◆ **Given instruction**: Each record below should be repeated precisely as written.

◆ **Supplied material**:
◇ ◇ ◇ ◇ ◇ ◇ ◇
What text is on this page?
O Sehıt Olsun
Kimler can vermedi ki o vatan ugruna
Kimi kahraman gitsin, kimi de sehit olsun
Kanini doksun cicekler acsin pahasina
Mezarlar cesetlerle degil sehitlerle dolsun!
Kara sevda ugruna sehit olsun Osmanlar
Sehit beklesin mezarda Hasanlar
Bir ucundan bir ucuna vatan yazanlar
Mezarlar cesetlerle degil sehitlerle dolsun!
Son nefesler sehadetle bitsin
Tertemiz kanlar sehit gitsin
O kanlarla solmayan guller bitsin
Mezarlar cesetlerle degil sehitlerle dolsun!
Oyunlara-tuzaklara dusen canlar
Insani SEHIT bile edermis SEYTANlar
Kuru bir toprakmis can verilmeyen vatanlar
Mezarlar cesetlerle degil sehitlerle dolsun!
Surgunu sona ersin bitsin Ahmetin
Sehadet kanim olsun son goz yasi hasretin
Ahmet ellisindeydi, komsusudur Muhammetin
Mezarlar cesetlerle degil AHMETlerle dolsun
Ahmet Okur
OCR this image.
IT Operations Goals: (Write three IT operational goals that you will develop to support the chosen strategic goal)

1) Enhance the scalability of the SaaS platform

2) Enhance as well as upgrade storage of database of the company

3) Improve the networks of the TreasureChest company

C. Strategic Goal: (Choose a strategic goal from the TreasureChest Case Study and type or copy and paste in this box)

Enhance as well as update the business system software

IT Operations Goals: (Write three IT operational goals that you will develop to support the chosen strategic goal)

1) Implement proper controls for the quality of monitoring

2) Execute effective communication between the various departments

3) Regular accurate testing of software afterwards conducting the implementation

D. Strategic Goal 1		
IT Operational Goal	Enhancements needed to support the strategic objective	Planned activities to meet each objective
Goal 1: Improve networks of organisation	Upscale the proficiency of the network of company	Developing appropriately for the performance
◇ ◇ ◇ ◇ ◇ ◇ ◇
◆ **Full solution**:
What text is on this page?
O Sehıt Olsun
Kimler can vermedi ki o vatan ugruna
Kimi kahraman gitsin, kimi de sehit olsun
Kanini doksun cicekler acsin pahasina
Mezarlar cesetlerle degil sehitlerle dolsun!
Kara sevda ugruna sehit olsun Osmanlar
Sehit beklesin mezarda Hasanlar
Bir ucundan bir ucuna vatan yazanlar
Mezarlar cesetlerle degil sehitlerle dolsun!
Son nefesler sehadetle bitsin
Tertemiz kanlar sehit gitsin
O kanlarla solmayan guller bitsin
Mezarlar cesetlerle degil sehitlerle dolsun!
Oyunlara-tuzaklara dusen canlar
Insani SEHIT bile edermis SEYTANlar
Kuru bir toprakmis can verilmeyen vatanlar
Mezarlar cesetlerle degil sehitlerle dolsun!
Surgunu sona ersin bitsin Ahmetin
Sehadet kanim olsun son goz yasi hasretin
Ahmet ellisindeydi, komsusudur Muhammetin
Mezarlar cesetlerle degil AHMETlerle dolsun
Ahmet Okur
OCR this image.
IT Operations Goals: (Write three IT operational goals that you will develop to support the chosen strategic goal)

1) Enhance the scalability of the SaaS platform

2) Enhance as well as upgrade storage of database of the company

3) Improve the networks of the TreasureChest company

C. Strategic Goal: (Choose a strategic goal from the TreasureChest Case Study and type or copy and paste in this box)

Enhance as well as update the business system software

IT Operations Goals: (Write three IT operational goals that you will develop to support the chosen strategic goal)

1) Implement proper controls for the quality of monitoring

2) Execute effective communication between the various departments

3) Regular accurate testing of software afterwards conducting the implementation

D. Strategic Goal 1		
IT Operational Goal	Enhancements needed to support the strategic objective	Planned activities to meet each objective
Goal 1: Improve networks of organisation	Upscale the proficiency of the network of company	Developing appropriately for the performance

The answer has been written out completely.